Start

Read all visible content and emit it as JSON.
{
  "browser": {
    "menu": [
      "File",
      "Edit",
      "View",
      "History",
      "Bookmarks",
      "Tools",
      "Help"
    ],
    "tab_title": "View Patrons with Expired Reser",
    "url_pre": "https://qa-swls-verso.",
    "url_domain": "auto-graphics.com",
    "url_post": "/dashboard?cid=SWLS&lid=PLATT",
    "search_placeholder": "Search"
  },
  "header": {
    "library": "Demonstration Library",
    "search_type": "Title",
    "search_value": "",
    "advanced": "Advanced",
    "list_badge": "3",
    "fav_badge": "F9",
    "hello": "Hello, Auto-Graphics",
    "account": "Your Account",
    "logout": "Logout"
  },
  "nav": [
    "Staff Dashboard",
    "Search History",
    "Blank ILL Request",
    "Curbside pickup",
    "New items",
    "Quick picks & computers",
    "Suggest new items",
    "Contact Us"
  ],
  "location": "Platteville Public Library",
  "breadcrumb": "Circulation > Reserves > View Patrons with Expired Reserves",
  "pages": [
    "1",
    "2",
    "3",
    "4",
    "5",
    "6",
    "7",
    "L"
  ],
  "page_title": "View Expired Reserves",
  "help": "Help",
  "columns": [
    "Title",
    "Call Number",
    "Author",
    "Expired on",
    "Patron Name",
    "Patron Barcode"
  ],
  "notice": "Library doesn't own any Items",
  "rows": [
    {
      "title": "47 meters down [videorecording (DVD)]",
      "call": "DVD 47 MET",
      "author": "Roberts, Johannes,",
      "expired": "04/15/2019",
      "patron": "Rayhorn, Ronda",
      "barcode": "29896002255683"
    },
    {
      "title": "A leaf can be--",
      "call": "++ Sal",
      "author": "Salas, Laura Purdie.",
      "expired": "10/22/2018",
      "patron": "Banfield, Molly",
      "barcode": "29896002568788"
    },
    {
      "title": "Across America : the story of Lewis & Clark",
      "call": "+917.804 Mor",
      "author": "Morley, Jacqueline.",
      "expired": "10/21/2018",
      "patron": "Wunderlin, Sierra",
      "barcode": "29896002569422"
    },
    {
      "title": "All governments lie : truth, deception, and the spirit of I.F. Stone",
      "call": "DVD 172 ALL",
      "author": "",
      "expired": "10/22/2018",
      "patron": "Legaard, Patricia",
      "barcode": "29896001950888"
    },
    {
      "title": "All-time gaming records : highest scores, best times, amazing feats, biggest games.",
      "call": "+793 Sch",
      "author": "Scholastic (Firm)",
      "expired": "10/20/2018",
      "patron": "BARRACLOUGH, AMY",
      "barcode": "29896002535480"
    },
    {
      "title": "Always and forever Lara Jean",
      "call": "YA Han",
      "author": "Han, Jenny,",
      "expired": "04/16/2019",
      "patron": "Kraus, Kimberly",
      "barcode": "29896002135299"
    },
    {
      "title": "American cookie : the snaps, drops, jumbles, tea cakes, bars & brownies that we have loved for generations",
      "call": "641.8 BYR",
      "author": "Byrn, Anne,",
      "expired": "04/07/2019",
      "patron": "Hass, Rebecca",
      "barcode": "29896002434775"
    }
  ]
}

End

- **Task prompt**
Scan the material above for the word "with". Copy each line where it occurs.

- **Answer to the task**
    "tab_title": "View Patrons with Expired Reser",
  "breadcrumb": "Circulation > Reserves > View Patrons with Expired Reserves",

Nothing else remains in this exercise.